Instructions to follow:
Extend the passage about prostate cancer treatment decisions, picking up after its final sentence.

Passage:

- Opening Delimiter -

(BPT) - A prostate cancer diagnosis can be shocking and scary, but there are ways to help ease anxiety and uncertainty around treatment options. A patient and his wife, a doctor and a national patient advocacy leader share some of the facts and their stories.
'When I heard I had prostate cancer I was concerned,' says Dan Woska, a prostate cancer survivor from Oklahoma City, Okla. 'I had thoughts about what this means for my wife and kids. I was also thinking 'What are my options?' and 'What can be done?' and the only person I really wanted to talk to about that was my wife, Debbie.'
'So he did,' she says. 'He talked to me about options and how he felt about them. It was very important that I was a partner in all of his decision making because it entails our lives.'
Dan and Debbie are one of many couples that had to have this difficult conversation.
In fact, in the United States, one in six men will be diagnosed with prostate cancer, according to Men's Health Network, but not all prostate cancers carry the same level of risk.
'In the case of high-risk cancer, immediate treatment like surgery can be life-saving,' says Dr. Uchio, director of urologic oncology at the University of California, Irvine. 'The reality, however, is that more than half of men diagnosed with prostate cancer have low-risk disease that can be managed with active surveillance, a program of regular and close monitoring of the cancer. If you have these less-aggressive cancers, active surveillance provides an opportunity to delay or avoid treatments such as surgery or radiation.'
Your Prostate Your Decision was created in response to a national survey conducted by Kelton Research and supported by Men's Health Network (MHN), Prostate Health Education Network (PHEN), ZERO - The End of Prostate Cancer and Genomic Health. The campaign website and video featuring baseball Hall-of-Famer and prostate cancer survivor Joe Torre educates men and their loved ones that every man is different and every cancer is unique. Resources patients need to have a more productive discussion with their doctor are available at www.YourProstateYourDecision.com.

- Closing Delimiter -

[Extracted records]
- Opening Delimiter -

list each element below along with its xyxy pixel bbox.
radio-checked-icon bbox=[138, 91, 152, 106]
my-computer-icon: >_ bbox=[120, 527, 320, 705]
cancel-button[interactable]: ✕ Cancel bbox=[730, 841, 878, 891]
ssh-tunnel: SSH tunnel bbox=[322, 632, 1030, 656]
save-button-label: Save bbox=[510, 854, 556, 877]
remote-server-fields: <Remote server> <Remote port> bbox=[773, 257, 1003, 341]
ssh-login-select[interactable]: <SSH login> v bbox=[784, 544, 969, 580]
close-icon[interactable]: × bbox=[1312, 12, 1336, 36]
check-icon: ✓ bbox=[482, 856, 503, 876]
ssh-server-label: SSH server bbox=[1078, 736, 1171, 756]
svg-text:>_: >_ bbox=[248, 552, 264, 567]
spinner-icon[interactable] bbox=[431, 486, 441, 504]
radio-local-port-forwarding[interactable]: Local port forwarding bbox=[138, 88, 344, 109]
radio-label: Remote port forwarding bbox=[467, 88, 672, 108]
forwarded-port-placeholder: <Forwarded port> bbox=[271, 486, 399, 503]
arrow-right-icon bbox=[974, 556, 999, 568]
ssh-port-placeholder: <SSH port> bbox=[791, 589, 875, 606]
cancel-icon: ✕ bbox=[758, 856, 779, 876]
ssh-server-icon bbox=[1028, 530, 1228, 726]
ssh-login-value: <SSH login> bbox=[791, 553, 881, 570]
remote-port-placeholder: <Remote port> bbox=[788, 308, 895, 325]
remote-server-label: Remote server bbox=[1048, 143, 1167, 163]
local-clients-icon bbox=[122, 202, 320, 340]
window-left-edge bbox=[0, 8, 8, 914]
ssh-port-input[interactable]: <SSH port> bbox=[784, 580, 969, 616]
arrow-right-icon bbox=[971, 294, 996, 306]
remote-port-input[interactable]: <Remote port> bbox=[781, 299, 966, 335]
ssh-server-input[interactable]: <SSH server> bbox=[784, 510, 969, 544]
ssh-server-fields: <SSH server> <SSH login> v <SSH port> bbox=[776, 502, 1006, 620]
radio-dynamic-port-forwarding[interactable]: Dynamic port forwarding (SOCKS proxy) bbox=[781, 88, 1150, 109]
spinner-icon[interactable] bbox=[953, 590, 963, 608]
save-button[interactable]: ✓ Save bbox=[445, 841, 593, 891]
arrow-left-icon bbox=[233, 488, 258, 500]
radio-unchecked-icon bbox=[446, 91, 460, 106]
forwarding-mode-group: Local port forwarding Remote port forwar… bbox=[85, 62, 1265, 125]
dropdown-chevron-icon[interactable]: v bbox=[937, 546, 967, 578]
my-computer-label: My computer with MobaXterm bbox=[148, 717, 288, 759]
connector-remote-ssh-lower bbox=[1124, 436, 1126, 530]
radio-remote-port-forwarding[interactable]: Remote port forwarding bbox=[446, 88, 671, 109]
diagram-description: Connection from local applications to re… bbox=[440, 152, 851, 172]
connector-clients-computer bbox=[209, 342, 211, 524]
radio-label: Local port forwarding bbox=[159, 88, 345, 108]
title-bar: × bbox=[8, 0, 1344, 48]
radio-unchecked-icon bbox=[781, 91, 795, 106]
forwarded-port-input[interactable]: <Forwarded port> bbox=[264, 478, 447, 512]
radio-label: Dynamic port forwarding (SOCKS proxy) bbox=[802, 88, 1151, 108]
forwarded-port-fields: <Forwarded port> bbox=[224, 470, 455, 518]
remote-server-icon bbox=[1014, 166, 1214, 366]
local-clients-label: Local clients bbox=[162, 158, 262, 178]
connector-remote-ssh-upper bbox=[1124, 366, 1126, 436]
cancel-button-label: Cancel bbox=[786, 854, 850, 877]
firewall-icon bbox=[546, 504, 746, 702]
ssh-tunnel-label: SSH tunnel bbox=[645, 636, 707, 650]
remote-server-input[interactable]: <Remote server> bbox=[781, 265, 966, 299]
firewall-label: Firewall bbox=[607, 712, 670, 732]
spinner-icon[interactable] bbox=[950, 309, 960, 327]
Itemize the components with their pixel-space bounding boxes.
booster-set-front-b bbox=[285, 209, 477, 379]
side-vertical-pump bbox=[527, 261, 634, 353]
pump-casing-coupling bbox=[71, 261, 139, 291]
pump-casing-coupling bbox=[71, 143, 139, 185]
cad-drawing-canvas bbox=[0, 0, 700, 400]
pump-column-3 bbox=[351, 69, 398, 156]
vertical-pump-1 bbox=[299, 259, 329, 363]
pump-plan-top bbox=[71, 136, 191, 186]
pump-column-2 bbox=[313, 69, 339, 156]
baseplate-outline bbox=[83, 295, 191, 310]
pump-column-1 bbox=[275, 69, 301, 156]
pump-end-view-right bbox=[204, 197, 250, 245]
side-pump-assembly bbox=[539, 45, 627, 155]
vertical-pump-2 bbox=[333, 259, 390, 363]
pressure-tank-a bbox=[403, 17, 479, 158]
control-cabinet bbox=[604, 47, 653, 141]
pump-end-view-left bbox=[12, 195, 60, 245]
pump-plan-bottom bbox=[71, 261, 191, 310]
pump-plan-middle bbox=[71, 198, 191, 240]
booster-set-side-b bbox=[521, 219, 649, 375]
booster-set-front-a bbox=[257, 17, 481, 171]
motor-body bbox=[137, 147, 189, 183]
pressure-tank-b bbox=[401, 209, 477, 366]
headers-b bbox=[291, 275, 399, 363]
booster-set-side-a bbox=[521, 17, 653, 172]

- Closing Delimiter -

Expected answer:
According to the survey there are misconceptions about prostate cancer leading men to likely choose surgery before getting all the facts about their cancer.
Few men consider active surveillance as a treatment option. In fact, only 10 percent of men ages 50 and older and 27 percent of their female caregivers correctly link active surveillance to prostate cancer instead of other diseases.
The survey also showed an alarming widespread misconception regarding prostate cancer risk and the need for immediate treatment. More than half of men over the age of 50 surveyed believe it is life-threatening and best treated immediately.
'These statistics highlight a significant potential for prostate cancer over-treatment,' says Thomas Farrington, founder and president of PHEN, an organization that focuses on addressing the prostate cancer disparity among African Americans who have the nation's highest prostate cancer incidence and mortality rates. 'With recent developments in medicine and emerging genomic tools like the Oncotype DX test, there is an opportunity for us to help relieve the anxiety experienced by men and their families in making the proper treatment decision by providing a scientifically precise assessment of each patient's prostate cancer aggressiveness.'
Developed in collaboration with the University of California, San Francisco (UCSF) and Cleveland Clinic, the Oncotype DX prostate cancer test helps physicians and their patients confidently choose the most appropriate treatment based on an individualized risk assessment.
'If you are diagnosed with prostate cancer, you are ultimately responsible for making decisions concerning your health. And if you're going to be responsible for making decisions concerning your health, you're going to have to get educated about prostate cancer treatment options,' says Woska, who, based on the genomic makeup of his tumor, has been on active surveillance since 2013.